### Task requirements
Count every line that includes the string "content" in the entries that follow. Nothing besides the number is needed.

— Start Material supplied —

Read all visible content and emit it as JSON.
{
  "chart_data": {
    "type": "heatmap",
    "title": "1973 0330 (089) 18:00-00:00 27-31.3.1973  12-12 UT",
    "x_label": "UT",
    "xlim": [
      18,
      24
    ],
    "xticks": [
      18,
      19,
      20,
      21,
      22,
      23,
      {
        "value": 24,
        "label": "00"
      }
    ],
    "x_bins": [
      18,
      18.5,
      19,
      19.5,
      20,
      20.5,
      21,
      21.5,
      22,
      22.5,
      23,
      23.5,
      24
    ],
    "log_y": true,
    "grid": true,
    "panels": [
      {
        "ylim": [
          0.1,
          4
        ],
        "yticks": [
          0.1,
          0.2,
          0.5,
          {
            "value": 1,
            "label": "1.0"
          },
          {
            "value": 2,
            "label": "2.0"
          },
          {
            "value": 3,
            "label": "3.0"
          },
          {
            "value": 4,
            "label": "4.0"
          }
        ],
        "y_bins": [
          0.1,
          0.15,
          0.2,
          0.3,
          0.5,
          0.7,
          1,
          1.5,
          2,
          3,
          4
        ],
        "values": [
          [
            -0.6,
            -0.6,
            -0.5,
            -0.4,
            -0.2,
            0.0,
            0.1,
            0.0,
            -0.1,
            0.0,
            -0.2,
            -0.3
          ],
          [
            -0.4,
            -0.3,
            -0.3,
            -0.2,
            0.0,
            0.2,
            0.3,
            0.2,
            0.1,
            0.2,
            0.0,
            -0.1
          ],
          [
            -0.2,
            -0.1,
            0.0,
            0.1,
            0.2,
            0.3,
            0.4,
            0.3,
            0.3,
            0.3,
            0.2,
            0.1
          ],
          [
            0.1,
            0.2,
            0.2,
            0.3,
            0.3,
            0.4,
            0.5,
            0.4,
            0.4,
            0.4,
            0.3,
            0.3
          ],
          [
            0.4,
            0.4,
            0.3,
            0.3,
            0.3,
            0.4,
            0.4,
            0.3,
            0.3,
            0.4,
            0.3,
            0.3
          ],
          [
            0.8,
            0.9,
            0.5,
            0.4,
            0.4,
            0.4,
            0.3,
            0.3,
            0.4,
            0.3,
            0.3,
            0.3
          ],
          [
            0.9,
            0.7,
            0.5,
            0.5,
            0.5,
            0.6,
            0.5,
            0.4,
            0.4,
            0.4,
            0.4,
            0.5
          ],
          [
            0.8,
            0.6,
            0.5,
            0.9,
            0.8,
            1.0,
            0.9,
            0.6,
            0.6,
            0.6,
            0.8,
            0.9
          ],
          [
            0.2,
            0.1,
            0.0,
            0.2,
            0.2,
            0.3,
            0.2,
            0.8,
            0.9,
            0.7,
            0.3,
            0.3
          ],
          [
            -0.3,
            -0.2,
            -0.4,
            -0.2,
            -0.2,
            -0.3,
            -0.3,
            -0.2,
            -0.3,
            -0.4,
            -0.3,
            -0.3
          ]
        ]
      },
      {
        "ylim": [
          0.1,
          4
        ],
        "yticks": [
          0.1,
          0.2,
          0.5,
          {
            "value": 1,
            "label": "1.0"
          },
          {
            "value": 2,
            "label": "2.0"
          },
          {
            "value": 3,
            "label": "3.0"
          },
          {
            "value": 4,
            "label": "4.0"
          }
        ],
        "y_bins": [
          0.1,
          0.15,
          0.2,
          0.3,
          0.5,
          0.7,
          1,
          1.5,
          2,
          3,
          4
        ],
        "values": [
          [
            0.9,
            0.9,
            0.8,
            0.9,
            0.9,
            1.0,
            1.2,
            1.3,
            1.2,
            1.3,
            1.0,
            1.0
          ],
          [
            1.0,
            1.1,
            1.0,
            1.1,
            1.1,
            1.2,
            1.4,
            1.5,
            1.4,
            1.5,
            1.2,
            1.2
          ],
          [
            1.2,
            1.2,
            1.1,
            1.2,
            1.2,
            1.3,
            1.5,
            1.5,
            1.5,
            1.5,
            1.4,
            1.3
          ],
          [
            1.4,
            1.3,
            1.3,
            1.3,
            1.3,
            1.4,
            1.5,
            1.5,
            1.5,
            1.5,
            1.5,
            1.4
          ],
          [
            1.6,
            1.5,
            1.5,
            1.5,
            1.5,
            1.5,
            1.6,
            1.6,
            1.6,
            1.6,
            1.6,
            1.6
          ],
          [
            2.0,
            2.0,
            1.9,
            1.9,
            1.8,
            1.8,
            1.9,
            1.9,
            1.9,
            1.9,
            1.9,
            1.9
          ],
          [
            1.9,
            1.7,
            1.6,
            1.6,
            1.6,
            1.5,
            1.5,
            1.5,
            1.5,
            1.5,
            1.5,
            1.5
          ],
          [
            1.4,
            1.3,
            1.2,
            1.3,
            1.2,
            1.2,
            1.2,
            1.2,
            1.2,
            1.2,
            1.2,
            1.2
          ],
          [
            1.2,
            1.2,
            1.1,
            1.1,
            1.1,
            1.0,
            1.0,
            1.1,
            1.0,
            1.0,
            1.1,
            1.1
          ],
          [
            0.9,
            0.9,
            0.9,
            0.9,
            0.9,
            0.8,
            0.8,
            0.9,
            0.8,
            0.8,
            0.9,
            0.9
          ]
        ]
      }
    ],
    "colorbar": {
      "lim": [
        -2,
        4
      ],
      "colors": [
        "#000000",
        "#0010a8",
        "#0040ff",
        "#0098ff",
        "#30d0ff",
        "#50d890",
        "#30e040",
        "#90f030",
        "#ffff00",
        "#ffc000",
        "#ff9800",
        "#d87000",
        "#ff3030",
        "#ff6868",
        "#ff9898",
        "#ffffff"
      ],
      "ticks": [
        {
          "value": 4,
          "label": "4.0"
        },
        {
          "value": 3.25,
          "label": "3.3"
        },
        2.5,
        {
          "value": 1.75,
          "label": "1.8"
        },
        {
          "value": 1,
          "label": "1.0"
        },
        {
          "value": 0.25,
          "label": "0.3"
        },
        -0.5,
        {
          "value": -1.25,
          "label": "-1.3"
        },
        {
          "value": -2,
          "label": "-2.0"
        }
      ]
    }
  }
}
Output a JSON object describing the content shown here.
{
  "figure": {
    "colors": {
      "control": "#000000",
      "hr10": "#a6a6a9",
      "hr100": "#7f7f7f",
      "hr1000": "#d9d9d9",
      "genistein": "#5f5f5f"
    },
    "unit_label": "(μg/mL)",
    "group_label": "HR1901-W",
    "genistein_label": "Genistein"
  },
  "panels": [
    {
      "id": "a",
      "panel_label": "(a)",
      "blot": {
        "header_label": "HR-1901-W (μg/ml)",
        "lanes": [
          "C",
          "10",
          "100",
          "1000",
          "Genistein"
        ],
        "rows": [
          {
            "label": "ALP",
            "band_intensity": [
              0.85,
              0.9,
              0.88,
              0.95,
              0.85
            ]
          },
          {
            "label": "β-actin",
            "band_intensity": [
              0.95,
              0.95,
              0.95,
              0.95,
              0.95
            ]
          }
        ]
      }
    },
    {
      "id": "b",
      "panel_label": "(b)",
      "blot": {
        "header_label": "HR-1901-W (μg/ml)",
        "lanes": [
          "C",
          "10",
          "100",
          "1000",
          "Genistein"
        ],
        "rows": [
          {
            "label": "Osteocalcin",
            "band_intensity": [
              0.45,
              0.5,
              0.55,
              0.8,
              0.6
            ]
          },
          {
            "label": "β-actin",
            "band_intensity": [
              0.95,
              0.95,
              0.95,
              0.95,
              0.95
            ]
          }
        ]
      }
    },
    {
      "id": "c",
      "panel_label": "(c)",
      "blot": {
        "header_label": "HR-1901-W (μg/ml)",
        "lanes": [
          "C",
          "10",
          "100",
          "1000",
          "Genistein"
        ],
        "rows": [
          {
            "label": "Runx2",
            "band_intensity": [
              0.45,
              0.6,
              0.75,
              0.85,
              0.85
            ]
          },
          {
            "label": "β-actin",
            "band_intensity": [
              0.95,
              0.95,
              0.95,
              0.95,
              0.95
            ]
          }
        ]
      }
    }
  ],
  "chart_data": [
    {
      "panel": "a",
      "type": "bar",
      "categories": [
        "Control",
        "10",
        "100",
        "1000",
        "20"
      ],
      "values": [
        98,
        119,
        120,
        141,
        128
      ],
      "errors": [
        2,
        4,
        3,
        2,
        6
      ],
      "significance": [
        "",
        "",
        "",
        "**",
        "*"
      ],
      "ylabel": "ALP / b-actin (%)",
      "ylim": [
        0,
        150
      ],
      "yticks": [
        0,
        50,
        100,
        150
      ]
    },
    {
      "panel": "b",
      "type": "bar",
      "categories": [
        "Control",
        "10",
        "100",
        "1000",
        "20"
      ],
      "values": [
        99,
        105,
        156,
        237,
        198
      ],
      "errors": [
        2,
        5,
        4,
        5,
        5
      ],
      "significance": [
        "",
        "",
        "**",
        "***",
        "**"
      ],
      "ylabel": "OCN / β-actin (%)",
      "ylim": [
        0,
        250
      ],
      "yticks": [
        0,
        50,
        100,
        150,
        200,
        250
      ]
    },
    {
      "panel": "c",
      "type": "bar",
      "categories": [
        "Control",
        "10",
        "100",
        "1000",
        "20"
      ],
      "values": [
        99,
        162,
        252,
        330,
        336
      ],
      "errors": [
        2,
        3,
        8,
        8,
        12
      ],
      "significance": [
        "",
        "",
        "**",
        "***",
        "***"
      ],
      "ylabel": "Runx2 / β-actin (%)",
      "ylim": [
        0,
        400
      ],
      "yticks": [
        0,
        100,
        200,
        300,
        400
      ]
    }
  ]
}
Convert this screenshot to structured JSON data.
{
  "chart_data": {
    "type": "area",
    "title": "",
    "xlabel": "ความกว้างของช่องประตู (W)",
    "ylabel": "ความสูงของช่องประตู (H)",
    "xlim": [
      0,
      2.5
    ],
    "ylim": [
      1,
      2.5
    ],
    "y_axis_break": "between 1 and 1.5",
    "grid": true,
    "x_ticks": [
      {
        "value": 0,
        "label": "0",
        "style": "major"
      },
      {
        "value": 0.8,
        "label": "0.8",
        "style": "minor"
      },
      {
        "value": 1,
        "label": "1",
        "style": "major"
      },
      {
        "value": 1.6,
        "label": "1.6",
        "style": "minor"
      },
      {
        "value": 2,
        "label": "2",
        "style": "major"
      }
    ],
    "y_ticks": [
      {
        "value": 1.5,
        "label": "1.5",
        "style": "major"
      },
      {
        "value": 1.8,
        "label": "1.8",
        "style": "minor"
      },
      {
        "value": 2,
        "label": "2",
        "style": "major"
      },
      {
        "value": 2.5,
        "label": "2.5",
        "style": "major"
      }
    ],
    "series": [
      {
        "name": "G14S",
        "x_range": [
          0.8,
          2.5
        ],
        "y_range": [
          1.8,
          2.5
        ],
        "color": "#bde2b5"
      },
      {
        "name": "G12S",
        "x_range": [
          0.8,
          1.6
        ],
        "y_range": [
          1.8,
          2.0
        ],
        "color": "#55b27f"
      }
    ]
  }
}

— End Material supplied —

### Written answer
2